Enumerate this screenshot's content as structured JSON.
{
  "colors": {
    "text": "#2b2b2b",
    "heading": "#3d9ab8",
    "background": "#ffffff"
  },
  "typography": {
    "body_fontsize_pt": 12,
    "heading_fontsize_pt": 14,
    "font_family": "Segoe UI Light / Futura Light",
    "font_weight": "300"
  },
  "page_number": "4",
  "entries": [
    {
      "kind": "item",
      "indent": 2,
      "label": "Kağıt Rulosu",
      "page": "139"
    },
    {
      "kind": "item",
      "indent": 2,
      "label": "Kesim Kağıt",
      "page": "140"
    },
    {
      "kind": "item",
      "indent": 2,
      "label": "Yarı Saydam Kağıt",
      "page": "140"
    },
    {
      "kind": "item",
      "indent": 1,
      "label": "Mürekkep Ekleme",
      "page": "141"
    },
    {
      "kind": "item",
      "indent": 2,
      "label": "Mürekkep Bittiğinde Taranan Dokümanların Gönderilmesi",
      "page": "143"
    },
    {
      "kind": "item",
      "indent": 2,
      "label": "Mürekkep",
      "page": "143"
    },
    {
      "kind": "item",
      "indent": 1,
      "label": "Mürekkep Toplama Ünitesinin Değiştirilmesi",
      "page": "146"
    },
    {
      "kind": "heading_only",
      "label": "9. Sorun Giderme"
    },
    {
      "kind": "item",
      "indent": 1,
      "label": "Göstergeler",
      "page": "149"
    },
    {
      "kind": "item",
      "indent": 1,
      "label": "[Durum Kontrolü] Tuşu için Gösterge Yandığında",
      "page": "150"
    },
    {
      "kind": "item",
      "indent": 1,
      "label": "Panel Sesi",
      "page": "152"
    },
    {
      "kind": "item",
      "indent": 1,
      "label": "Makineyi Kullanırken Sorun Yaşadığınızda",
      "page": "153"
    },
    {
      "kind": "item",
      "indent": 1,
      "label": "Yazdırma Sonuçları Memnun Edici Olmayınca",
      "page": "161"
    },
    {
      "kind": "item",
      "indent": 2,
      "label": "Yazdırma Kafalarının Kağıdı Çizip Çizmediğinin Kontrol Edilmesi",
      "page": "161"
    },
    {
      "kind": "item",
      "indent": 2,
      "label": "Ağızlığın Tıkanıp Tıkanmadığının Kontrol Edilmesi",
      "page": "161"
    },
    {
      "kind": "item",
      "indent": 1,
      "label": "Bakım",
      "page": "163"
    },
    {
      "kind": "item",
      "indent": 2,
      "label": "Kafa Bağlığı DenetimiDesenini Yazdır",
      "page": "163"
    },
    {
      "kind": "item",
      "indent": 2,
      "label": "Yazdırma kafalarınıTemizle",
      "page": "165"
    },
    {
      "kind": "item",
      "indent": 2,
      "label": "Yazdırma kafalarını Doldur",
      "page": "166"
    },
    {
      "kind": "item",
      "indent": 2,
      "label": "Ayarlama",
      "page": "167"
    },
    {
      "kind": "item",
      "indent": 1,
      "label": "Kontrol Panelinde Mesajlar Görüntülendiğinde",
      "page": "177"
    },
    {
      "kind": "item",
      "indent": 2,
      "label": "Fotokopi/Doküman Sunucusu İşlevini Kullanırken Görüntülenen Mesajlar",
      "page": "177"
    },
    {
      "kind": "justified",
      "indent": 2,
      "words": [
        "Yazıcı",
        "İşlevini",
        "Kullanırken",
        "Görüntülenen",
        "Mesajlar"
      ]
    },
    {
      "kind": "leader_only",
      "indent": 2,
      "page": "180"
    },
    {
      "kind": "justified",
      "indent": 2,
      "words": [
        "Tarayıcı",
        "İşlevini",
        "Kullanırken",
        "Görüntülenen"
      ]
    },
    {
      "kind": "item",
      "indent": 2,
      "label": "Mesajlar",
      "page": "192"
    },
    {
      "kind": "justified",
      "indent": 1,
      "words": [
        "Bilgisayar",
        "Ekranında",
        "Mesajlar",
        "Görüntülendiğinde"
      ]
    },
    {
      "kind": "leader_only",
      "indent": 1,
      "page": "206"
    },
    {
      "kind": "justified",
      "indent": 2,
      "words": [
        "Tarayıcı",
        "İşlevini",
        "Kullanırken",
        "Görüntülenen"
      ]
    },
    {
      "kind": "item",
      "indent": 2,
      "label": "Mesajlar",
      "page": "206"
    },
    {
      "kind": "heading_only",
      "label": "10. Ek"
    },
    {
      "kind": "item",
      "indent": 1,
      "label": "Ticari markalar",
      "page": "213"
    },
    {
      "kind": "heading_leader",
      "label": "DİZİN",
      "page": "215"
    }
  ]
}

**********

# Given request:
Retype each record exactly, leaving nothing out.

# Full output:
Enumerate this screenshot's content as structured JSON.
{
  "colors": {
    "text": "#2b2b2b",
    "heading": "#3d9ab8",
    "background": "#ffffff"
  },
  "typography": {
    "body_fontsize_pt": 12,
    "heading_fontsize_pt": 14,
    "font_family": "Segoe UI Light / Futura Light",
    "font_weight": "300"
  },
  "page_number": "4",
  "entries": [
    {
      "kind": "item",
      "indent": 2,
      "label": "Kağıt Rulosu",
      "page": "139"
    },
    {
      "kind": "item",
      "indent": 2,
      "label": "Kesim Kağıt",
      "page": "140"
    },
    {
      "kind": "item",
      "indent": 2,
      "label": "Yarı Saydam Kağıt",
      "page": "140"
    },
    {
      "kind": "item",
      "indent": 1,
      "label": "Mürekkep Ekleme",
      "page": "141"
    },
    {
      "kind": "item",
      "indent": 2,
      "label": "Mürekkep Bittiğinde Taranan Dokümanların Gönderilmesi",
      "page": "143"
    },
    {
      "kind": "item",
      "indent": 2,
      "label": "Mürekkep",
      "page": "143"
    },
    {
      "kind": "item",
      "indent": 1,
      "label": "Mürekkep Toplama Ünitesinin Değiştirilmesi",
      "page": "146"
    },
    {
      "kind": "heading_only",
      "label": "9. Sorun Giderme"
    },
    {
      "kind": "item",
      "indent": 1,
      "label": "Göstergeler",
      "page": "149"
    },
    {
      "kind": "item",
      "indent": 1,
      "label": "[Durum Kontrolü] Tuşu için Gösterge Yandığında",
      "page": "150"
    },
    {
      "kind": "item",
      "indent": 1,
      "label": "Panel Sesi",
      "page": "152"
    },
    {
      "kind": "item",
      "indent": 1,
      "label": "Makineyi Kullanırken Sorun Yaşadığınızda",
      "page": "153"
    },
    {
      "kind": "item",
      "indent": 1,
      "label": "Yazdırma Sonuçları Memnun Edici Olmayınca",
      "page": "161"
    },
    {
      "kind": "item",
      "indent": 2,
      "label": "Yazdırma Kafalarının Kağıdı Çizip Çizmediğinin Kontrol Edilmesi",
      "page": "161"
    },
    {
      "kind": "item",
      "indent": 2,
      "label": "Ağızlığın Tıkanıp Tıkanmadığının Kontrol Edilmesi",
      "page": "161"
    },
    {
      "kind": "item",
      "indent": 1,
      "label": "Bakım",
      "page": "163"
    },
    {
      "kind": "item",
      "indent": 2,
      "label": "Kafa Bağlığı DenetimiDesenini Yazdır",
      "page": "163"
    },
    {
      "kind": "item",
      "indent": 2,
      "label": "Yazdırma kafalarınıTemizle",
      "page": "165"
    },
    {
      "kind": "item",
      "indent": 2,
      "label": "Yazdırma kafalarını Doldur",
      "page": "166"
    },
    {
      "kind": "item",
      "indent": 2,
      "label": "Ayarlama",
      "page": "167"
    },
    {
      "kind": "item",
      "indent": 1,
      "label": "Kontrol Panelinde Mesajlar Görüntülendiğinde",
      "page": "177"
    },
    {
      "kind": "item",
      "indent": 2,
      "label": "Fotokopi/Doküman Sunucusu İşlevini Kullanırken Görüntülenen Mesajlar",
      "page": "177"
    },
    {
      "kind": "justified",
      "indent": 2,
      "words": [
        "Yazıcı",
        "İşlevini",
        "Kullanırken",
        "Görüntülenen",
        "Mesajlar"
      ]
    },
    {
      "kind": "leader_only",
      "indent": 2,
      "page": "180"
    },
    {
      "kind": "justified",
      "indent": 2,
      "words": [
        "Tarayıcı",
        "İşlevini",
        "Kullanırken",
        "Görüntülenen"
      ]
    },
    {
      "kind": "item",
      "indent": 2,
      "label": "Mesajlar",
      "page": "192"
    },
    {
      "kind": "justified",
      "indent": 1,
      "words": [
        "Bilgisayar",
        "Ekranında",
        "Mesajlar",
        "Görüntülendiğinde"
      ]
    },
    {
      "kind": "leader_only",
      "indent": 1,
      "page": "206"
    },
    {
      "kind": "justified",
      "indent": 2,
      "words": [
        "Tarayıcı",
        "İşlevini",
        "Kullanırken",
        "Görüntülenen"
      ]
    },
    {
      "kind": "item",
      "indent": 2,
      "label": "Mesajlar",
      "page": "206"
    },
    {
      "kind": "heading_only",
      "label": "10. Ek"
    },
    {
      "kind": "item",
      "indent": 1,
      "label": "Ticari markalar",
      "page": "213"
    },
    {
      "kind": "heading_leader",
      "label": "DİZİN",
      "page": "215"
    }
  ]
}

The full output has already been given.